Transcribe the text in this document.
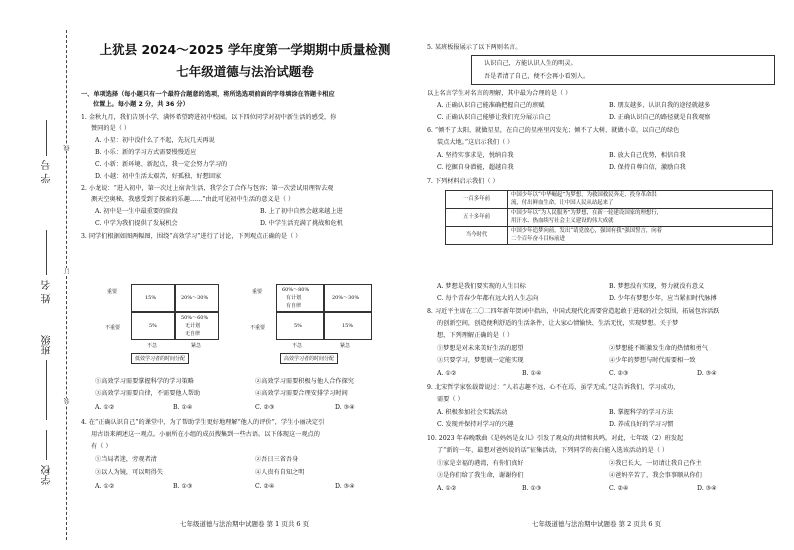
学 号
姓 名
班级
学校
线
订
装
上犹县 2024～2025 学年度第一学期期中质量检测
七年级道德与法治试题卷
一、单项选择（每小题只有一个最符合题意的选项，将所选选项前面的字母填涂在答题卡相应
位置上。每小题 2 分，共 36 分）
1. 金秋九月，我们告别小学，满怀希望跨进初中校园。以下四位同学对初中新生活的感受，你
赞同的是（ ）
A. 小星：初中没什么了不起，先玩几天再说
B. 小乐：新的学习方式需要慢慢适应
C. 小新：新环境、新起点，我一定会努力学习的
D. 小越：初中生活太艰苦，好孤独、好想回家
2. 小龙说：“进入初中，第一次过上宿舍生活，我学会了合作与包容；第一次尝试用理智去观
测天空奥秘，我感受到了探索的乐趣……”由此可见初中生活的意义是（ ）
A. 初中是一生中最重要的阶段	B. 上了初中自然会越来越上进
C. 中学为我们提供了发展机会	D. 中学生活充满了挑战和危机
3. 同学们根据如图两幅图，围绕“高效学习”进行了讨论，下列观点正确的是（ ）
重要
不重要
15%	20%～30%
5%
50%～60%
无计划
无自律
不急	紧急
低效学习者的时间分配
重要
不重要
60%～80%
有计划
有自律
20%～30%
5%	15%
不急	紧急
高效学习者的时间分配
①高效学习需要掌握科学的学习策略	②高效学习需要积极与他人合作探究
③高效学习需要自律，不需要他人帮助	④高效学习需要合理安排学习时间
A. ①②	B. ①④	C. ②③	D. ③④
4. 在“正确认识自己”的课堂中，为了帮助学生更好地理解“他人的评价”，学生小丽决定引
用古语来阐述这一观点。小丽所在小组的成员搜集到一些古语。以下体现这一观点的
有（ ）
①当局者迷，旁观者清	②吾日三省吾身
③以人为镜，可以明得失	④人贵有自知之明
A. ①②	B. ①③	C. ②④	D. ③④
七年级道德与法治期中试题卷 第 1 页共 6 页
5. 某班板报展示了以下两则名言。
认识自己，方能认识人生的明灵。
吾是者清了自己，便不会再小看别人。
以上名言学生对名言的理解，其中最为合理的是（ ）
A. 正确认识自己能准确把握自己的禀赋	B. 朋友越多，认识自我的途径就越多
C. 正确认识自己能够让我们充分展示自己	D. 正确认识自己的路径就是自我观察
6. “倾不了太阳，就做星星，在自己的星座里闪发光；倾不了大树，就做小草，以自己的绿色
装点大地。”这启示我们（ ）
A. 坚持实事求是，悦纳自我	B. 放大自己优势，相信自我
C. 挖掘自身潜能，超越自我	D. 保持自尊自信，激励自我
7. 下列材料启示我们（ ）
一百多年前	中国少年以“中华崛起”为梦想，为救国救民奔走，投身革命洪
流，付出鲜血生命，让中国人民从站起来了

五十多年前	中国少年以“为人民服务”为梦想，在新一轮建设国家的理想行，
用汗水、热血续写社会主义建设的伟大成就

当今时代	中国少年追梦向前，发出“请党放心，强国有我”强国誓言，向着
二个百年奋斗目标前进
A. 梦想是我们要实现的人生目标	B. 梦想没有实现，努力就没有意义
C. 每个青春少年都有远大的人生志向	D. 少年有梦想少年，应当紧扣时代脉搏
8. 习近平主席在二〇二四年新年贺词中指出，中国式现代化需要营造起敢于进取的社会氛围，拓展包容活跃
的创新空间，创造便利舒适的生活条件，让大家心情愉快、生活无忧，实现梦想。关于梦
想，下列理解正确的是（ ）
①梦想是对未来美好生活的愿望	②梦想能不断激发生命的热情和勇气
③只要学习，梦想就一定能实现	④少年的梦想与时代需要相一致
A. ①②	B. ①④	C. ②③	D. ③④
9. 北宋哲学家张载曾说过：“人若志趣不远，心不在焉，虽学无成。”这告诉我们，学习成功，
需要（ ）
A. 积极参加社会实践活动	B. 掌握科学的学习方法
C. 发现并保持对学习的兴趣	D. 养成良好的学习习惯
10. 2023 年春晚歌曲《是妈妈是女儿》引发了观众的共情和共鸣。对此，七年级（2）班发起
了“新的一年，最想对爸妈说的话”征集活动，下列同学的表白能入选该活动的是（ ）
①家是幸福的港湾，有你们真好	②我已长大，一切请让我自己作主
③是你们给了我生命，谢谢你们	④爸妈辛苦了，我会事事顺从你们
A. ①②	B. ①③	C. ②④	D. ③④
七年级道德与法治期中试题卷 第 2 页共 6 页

※ ※ ※

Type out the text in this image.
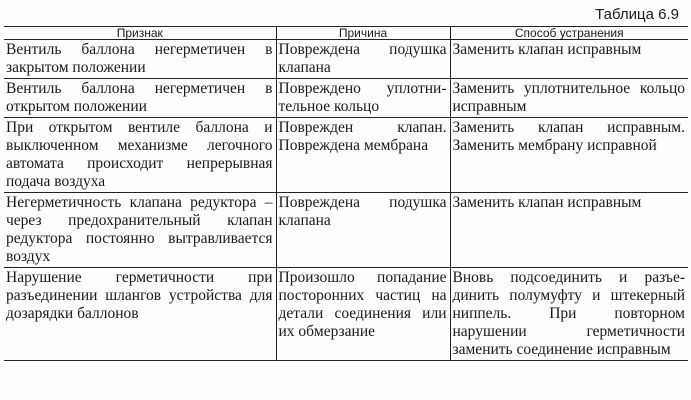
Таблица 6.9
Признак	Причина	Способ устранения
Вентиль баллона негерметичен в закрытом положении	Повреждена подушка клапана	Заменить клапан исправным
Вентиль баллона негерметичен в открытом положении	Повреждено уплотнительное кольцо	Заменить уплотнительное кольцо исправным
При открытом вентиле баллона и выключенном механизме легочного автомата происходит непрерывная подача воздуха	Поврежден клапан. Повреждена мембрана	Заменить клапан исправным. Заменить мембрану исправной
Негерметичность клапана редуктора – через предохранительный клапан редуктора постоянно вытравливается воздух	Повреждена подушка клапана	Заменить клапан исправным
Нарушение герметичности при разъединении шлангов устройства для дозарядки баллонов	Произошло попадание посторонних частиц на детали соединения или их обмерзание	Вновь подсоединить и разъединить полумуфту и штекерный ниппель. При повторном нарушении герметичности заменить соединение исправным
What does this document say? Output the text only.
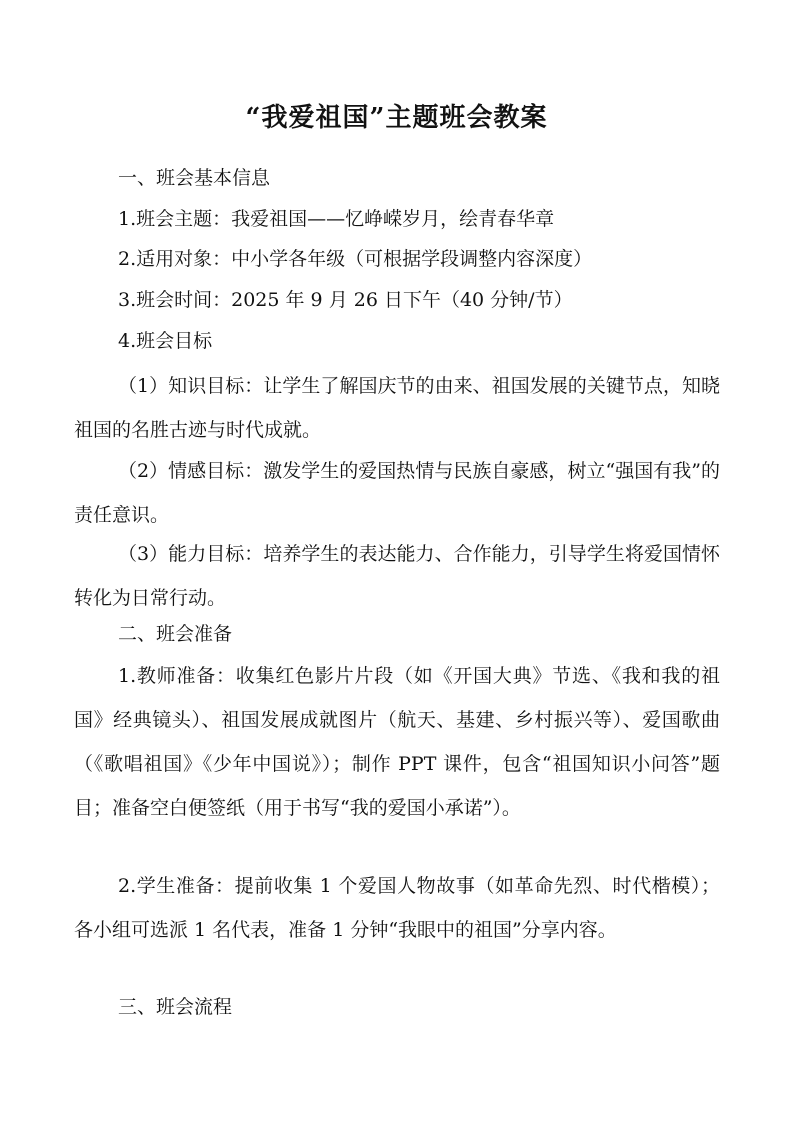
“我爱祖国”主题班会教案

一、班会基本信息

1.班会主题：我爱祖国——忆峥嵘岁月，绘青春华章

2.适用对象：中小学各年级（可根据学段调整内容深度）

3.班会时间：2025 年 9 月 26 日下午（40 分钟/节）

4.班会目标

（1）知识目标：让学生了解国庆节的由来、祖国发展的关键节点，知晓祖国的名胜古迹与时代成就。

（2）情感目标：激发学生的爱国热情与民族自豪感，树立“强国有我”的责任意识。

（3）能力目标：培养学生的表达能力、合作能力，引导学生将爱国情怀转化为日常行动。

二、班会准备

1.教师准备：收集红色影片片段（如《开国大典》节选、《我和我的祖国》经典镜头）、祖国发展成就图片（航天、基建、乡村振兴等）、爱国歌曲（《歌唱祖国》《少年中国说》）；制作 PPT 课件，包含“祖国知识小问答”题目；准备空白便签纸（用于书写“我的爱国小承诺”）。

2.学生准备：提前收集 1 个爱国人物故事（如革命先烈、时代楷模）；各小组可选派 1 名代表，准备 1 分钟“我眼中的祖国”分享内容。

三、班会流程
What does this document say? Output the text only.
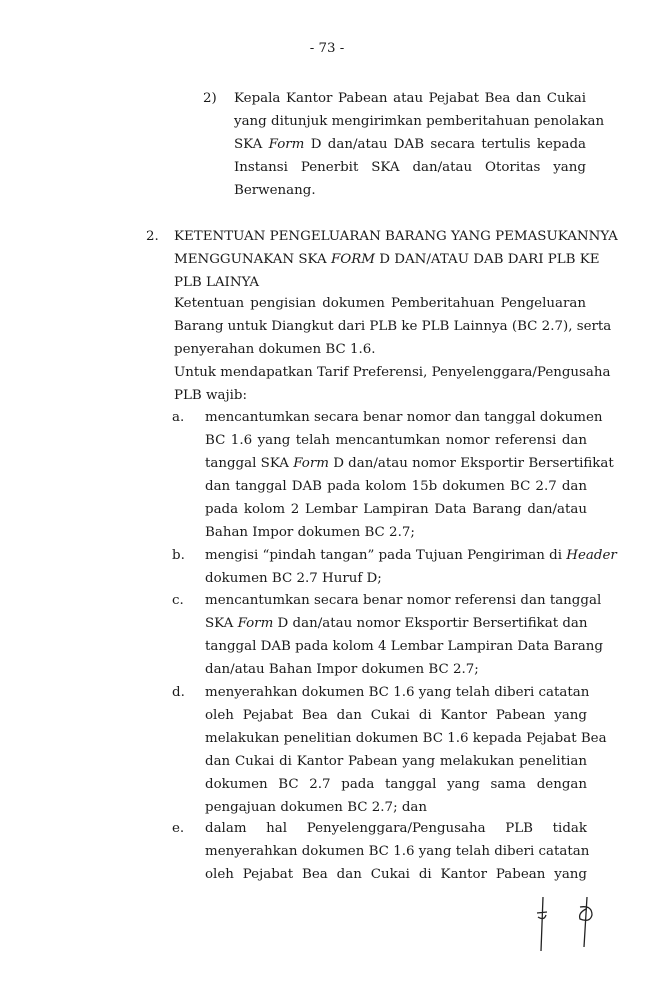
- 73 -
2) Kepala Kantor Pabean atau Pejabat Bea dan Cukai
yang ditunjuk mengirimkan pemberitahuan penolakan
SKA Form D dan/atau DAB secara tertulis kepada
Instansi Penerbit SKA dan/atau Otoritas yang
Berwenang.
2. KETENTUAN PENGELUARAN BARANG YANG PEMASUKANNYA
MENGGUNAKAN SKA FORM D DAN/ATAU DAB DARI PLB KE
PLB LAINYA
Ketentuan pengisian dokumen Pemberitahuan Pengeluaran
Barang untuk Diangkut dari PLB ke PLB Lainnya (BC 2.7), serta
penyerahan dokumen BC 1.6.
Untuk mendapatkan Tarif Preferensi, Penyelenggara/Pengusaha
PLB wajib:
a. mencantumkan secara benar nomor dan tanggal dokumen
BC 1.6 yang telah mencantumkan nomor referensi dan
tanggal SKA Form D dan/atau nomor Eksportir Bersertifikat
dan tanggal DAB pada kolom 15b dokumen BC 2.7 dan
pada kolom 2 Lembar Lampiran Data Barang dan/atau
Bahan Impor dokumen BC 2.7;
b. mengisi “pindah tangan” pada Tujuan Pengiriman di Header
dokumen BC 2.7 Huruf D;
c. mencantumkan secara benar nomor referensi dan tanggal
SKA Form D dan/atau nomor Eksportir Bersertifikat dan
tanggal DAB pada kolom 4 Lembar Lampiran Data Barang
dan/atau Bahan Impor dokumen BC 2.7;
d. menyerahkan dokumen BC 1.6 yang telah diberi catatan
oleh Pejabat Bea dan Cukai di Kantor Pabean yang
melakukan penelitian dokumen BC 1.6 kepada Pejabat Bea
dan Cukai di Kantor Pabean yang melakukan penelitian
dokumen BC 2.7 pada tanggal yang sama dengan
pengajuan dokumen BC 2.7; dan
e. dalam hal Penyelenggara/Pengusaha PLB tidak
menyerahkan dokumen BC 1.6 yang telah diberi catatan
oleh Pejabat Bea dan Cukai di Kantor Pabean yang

※ ※ ※

[Task goal]
Only a number is needed: how many lines of the material above contain "Lembar"?

[Answer for the task]
2